Your objective =
Below is a listing to transcribe in full and exactly; keep the pictures out.

Records shown =
-----
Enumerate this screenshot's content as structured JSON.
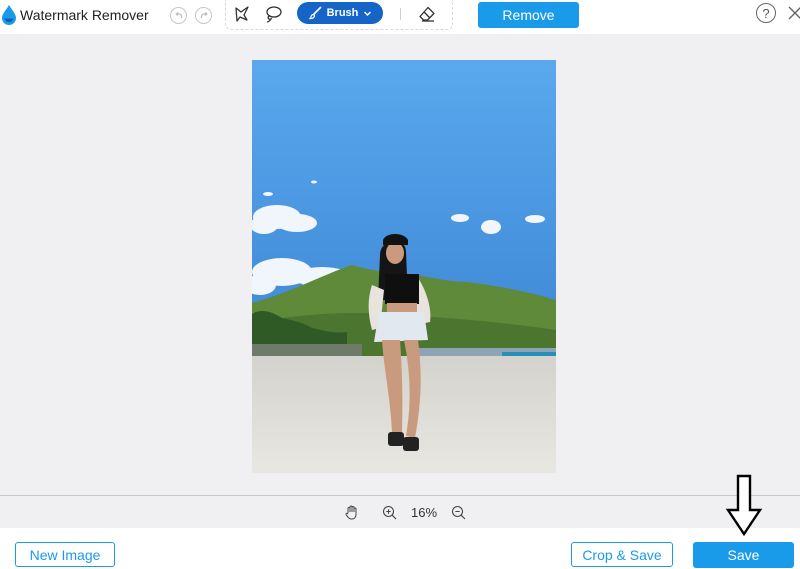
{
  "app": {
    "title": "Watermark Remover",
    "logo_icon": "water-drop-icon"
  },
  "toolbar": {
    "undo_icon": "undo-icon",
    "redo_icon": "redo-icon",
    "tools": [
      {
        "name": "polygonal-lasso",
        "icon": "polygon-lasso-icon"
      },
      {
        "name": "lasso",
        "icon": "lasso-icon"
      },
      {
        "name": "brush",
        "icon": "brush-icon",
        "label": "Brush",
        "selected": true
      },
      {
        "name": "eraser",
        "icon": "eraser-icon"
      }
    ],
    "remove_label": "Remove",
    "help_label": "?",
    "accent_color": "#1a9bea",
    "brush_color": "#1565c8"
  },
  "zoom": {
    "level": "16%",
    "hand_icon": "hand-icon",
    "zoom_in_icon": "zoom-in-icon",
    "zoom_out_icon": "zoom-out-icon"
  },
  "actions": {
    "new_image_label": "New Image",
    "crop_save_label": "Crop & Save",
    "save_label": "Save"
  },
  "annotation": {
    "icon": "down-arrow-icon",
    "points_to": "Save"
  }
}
-----
Result for this task =
Enumerate this screenshot's content as structured JSON.
{
  "app": {
    "title": "Watermark Remover",
    "logo_icon": "water-drop-icon"
  },
  "toolbar": {
    "undo_icon": "undo-icon",
    "redo_icon": "redo-icon",
    "tools": [
      {
        "name": "polygonal-lasso",
        "icon": "polygon-lasso-icon"
      },
      {
        "name": "lasso",
        "icon": "lasso-icon"
      },
      {
        "name": "brush",
        "icon": "brush-icon",
        "label": "Brush",
        "selected": true
      },
      {
        "name": "eraser",
        "icon": "eraser-icon"
      }
    ],
    "remove_label": "Remove",
    "help_label": "?",
    "accent_color": "#1a9bea",
    "brush_color": "#1565c8"
  },
  "zoom": {
    "level": "16%",
    "hand_icon": "hand-icon",
    "zoom_in_icon": "zoom-in-icon",
    "zoom_out_icon": "zoom-out-icon"
  },
  "actions": {
    "new_image_label": "New Image",
    "crop_save_label": "Crop & Save",
    "save_label": "Save"
  },
  "annotation": {
    "icon": "down-arrow-icon",
    "points_to": "Save"
  }
}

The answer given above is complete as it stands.